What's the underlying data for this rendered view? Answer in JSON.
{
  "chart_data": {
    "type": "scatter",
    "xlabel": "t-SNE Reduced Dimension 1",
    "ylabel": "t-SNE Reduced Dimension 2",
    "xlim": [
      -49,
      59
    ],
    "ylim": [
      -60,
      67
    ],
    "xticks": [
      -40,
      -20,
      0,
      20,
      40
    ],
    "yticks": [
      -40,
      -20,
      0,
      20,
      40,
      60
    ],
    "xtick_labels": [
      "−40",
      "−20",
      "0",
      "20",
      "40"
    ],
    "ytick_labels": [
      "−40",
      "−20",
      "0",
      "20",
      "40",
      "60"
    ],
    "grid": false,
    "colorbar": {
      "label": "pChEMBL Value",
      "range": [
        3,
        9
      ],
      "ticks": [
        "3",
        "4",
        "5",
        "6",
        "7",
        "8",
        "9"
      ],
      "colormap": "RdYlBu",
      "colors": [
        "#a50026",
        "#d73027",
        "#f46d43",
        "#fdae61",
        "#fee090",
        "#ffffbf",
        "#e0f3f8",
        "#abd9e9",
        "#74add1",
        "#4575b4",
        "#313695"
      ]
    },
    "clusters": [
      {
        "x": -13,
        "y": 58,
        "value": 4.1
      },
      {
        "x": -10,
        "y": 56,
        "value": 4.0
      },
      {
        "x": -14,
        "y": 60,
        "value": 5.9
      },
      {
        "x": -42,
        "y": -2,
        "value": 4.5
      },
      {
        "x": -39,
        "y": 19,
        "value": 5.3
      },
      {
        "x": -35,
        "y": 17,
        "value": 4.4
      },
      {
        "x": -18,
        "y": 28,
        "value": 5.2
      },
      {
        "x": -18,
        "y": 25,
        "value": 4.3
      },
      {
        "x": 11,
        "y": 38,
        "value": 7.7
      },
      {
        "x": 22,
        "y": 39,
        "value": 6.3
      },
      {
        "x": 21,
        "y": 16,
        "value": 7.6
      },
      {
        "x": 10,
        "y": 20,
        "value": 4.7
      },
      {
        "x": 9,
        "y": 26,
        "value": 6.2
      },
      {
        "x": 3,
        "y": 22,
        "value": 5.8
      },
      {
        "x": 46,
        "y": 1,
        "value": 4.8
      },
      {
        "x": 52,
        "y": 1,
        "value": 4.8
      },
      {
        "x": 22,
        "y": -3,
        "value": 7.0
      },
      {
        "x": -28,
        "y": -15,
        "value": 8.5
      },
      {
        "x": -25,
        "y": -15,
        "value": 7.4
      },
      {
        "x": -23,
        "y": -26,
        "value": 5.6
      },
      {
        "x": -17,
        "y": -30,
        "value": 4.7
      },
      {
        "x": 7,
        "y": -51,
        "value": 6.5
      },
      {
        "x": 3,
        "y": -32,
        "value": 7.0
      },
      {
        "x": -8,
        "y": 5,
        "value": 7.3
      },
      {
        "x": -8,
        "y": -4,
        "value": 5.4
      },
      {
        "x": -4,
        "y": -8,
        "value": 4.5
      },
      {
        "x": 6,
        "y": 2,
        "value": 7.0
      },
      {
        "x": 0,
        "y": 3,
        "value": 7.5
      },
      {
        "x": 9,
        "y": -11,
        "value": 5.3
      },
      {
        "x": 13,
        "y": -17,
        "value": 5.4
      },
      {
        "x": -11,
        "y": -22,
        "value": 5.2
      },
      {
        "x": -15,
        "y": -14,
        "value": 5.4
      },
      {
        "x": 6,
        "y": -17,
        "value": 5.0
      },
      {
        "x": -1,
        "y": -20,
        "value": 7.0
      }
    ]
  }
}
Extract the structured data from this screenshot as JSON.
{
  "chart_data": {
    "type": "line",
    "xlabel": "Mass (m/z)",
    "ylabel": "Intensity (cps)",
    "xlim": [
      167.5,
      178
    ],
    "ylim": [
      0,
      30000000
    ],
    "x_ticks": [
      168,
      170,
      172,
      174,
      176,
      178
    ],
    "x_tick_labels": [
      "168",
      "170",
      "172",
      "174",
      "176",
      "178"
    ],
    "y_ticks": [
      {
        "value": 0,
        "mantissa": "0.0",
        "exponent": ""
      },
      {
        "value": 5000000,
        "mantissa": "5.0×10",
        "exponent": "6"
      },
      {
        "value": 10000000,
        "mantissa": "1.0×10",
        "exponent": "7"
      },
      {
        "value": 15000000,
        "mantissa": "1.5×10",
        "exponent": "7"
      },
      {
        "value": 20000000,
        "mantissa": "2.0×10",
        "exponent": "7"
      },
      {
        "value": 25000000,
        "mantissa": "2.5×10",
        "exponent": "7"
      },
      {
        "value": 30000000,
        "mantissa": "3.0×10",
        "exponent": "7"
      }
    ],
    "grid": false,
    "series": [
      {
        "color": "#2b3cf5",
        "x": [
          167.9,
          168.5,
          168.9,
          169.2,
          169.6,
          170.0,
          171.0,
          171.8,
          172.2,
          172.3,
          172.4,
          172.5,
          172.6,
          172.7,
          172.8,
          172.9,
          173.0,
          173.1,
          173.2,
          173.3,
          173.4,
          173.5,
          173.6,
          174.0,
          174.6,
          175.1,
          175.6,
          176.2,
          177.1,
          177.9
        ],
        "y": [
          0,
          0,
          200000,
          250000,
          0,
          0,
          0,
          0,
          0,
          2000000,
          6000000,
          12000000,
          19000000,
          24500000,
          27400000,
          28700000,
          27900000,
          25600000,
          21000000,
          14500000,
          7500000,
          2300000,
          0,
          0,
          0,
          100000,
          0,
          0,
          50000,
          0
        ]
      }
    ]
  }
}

-------------------------

INSTRUCTIONS FOR THE TASK: Which lines in the records above contain the string "Dimension"? Copy each one.

ANSWER TO THIS PROBLEM:
    "xlabel": "t-SNE Reduced Dimension 1",
    "ylabel": "t-SNE Reduced Dimension 2",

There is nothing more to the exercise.